# Task material start

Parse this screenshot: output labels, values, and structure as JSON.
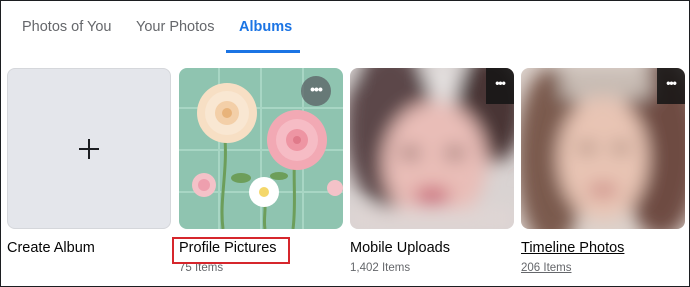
{
  "tabs": [
    {
      "label": "Photos of You",
      "active": false
    },
    {
      "label": "Your Photos",
      "active": false
    },
    {
      "label": "Albums",
      "active": true
    }
  ],
  "albums": [
    {
      "name": "Create Album",
      "count": ""
    },
    {
      "name": "Profile Pictures",
      "count": "75 Items",
      "highlighted": true
    },
    {
      "name": "Mobile Uploads",
      "count": "1,402 Items"
    },
    {
      "name": "Timeline Photos",
      "count": "206 Items",
      "underlined": true
    }
  ],
  "colors": {
    "accent": "#1b74e4",
    "highlight_box": "#d6262c",
    "tab_inactive": "#65676b"
  },
  "icons": {
    "create": "plus-icon",
    "more": "more-horizontal-icon"
  },
  "more_glyph": "•••"
}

# Task material end

Prompt -
Reproduce every entry exactly, but omit each picture.

Exercise output -
Parse this screenshot: output labels, values, and structure as JSON.
{
  "tabs": [
    {
      "label": "Photos of You",
      "active": false
    },
    {
      "label": "Your Photos",
      "active": false
    },
    {
      "label": "Albums",
      "active": true
    }
  ],
  "albums": [
    {
      "name": "Create Album",
      "count": ""
    },
    {
      "name": "Profile Pictures",
      "count": "75 Items",
      "highlighted": true
    },
    {
      "name": "Mobile Uploads",
      "count": "1,402 Items"
    },
    {
      "name": "Timeline Photos",
      "count": "206 Items",
      "underlined": true
    }
  ],
  "colors": {
    "accent": "#1b74e4",
    "highlight_box": "#d6262c",
    "tab_inactive": "#65676b"
  },
  "icons": {
    "create": "plus-icon",
    "more": "more-horizontal-icon"
  },
  "more_glyph": "•••"
}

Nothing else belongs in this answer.